>> START Dataset extract

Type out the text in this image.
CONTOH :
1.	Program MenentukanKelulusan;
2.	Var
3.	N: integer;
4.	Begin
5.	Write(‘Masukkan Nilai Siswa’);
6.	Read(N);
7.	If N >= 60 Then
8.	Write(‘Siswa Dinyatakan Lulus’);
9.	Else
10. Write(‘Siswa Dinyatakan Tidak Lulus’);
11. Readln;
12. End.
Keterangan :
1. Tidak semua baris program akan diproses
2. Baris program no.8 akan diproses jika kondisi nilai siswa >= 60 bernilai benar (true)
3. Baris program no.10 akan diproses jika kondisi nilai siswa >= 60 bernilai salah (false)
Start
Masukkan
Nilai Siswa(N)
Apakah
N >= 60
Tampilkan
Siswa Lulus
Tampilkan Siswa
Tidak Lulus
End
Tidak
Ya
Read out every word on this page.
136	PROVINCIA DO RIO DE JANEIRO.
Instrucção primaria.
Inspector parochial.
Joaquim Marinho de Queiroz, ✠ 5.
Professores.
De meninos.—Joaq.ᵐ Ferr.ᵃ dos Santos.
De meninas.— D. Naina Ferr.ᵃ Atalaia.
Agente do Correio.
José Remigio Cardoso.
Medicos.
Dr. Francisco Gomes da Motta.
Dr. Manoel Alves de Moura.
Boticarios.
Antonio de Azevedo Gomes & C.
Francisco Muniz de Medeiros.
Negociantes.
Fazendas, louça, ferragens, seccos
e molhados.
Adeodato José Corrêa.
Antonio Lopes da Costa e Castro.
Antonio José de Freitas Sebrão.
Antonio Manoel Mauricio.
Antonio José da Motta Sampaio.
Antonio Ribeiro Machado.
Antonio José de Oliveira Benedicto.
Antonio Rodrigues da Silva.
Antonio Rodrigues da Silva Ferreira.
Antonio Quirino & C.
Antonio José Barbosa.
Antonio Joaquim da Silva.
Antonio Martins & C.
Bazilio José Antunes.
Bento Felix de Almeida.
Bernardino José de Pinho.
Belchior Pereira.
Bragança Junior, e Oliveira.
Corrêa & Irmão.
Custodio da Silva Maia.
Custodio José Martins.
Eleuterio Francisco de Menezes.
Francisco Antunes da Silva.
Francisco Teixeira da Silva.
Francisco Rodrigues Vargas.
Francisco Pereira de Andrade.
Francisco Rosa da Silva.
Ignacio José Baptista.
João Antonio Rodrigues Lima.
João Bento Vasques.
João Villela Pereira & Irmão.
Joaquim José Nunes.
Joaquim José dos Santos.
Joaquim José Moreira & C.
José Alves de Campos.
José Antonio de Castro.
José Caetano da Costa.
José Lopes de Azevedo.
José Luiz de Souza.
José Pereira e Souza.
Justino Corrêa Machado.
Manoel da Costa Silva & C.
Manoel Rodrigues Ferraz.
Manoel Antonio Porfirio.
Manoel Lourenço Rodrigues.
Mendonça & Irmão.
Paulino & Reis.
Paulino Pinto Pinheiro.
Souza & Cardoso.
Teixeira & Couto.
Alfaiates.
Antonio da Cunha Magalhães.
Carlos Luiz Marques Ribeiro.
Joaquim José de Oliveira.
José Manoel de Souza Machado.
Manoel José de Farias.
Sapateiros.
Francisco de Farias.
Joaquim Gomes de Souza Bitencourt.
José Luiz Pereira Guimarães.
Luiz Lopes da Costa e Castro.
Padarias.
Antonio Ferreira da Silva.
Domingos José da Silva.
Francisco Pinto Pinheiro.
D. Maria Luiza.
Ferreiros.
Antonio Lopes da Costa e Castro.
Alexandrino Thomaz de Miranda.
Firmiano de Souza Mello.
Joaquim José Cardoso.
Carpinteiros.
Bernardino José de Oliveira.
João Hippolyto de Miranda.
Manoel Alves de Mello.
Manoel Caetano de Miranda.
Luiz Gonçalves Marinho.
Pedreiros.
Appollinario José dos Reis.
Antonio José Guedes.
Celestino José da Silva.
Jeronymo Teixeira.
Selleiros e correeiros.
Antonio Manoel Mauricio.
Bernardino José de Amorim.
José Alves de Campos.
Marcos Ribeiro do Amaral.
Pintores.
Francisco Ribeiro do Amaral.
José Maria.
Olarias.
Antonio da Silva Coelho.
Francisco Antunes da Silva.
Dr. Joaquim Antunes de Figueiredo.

>> END Dataset extract

Restate the whole listing exactly, leaving out nothing.

Type out the text in this image.
CONTOH :
1.	Program MenentukanKelulusan;
2.	Var
3.	N: integer;
4.	Begin
5.	Write(‘Masukkan Nilai Siswa’);
6.	Read(N);
7.	If N >= 60 Then
8.	Write(‘Siswa Dinyatakan Lulus’);
9.	Else
10. Write(‘Siswa Dinyatakan Tidak Lulus’);
11. Readln;
12. End.
Keterangan :
1. Tidak semua baris program akan diproses
2. Baris program no.8 akan diproses jika kondisi nilai siswa >= 60 bernilai benar (true)
3. Baris program no.10 akan diproses jika kondisi nilai siswa >= 60 bernilai salah (false)
Start
Masukkan
Nilai Siswa(N)
Apakah
N >= 60
Tampilkan
Siswa Lulus
Tampilkan Siswa
Tidak Lulus
End
Tidak
Ya
Read out every word on this page.
136	PROVINCIA DO RIO DE JANEIRO.
Instrucção primaria.
Inspector parochial.
Joaquim Marinho de Queiroz, ✠ 5.
Professores.
De meninos.—Joaq.ᵐ Ferr.ᵃ dos Santos.
De meninas.— D. Naina Ferr.ᵃ Atalaia.
Agente do Correio.
José Remigio Cardoso.
Medicos.
Dr. Francisco Gomes da Motta.
Dr. Manoel Alves de Moura.
Boticarios.
Antonio de Azevedo Gomes & C.
Francisco Muniz de Medeiros.
Negociantes.
Fazendas, louça, ferragens, seccos
e molhados.
Adeodato José Corrêa.
Antonio Lopes da Costa e Castro.
Antonio José de Freitas Sebrão.
Antonio Manoel Mauricio.
Antonio José da Motta Sampaio.
Antonio Ribeiro Machado.
Antonio José de Oliveira Benedicto.
Antonio Rodrigues da Silva.
Antonio Rodrigues da Silva Ferreira.
Antonio Quirino & C.
Antonio José Barbosa.
Antonio Joaquim da Silva.
Antonio Martins & C.
Bazilio José Antunes.
Bento Felix de Almeida.
Bernardino José de Pinho.
Belchior Pereira.
Bragança Junior, e Oliveira.
Corrêa & Irmão.
Custodio da Silva Maia.
Custodio José Martins.
Eleuterio Francisco de Menezes.
Francisco Antunes da Silva.
Francisco Teixeira da Silva.
Francisco Rodrigues Vargas.
Francisco Pereira de Andrade.
Francisco Rosa da Silva.
Ignacio José Baptista.
João Antonio Rodrigues Lima.
João Bento Vasques.
João Villela Pereira & Irmão.
Joaquim José Nunes.
Joaquim José dos Santos.
Joaquim José Moreira & C.
José Alves de Campos.
José Antonio de Castro.
José Caetano da Costa.
José Lopes de Azevedo.
José Luiz de Souza.
José Pereira e Souza.
Justino Corrêa Machado.
Manoel da Costa Silva & C.
Manoel Rodrigues Ferraz.
Manoel Antonio Porfirio.
Manoel Lourenço Rodrigues.
Mendonça & Irmão.
Paulino & Reis.
Paulino Pinto Pinheiro.
Souza & Cardoso.
Teixeira & Couto.
Alfaiates.
Antonio da Cunha Magalhães.
Carlos Luiz Marques Ribeiro.
Joaquim José de Oliveira.
José Manoel de Souza Machado.
Manoel José de Farias.
Sapateiros.
Francisco de Farias.
Joaquim Gomes de Souza Bitencourt.
José Luiz Pereira Guimarães.
Luiz Lopes da Costa e Castro.
Padarias.
Antonio Ferreira da Silva.
Domingos José da Silva.
Francisco Pinto Pinheiro.
D. Maria Luiza.
Ferreiros.
Antonio Lopes da Costa e Castro.
Alexandrino Thomaz de Miranda.
Firmiano de Souza Mello.
Joaquim José Cardoso.
Carpinteiros.
Bernardino José de Oliveira.
João Hippolyto de Miranda.
Manoel Alves de Mello.
Manoel Caetano de Miranda.
Luiz Gonçalves Marinho.
Pedreiros.
Appollinario José dos Reis.
Antonio José Guedes.
Celestino José da Silva.
Jeronymo Teixeira.
Selleiros e correeiros.
Antonio Manoel Mauricio.
Bernardino José de Amorim.
José Alves de Campos.
Marcos Ribeiro do Amaral.
Pintores.
Francisco Ribeiro do Amaral.
José Maria.
Olarias.
Antonio da Silva Coelho.
Francisco Antunes da Silva.
Dr. Joaquim Antunes de Figueiredo.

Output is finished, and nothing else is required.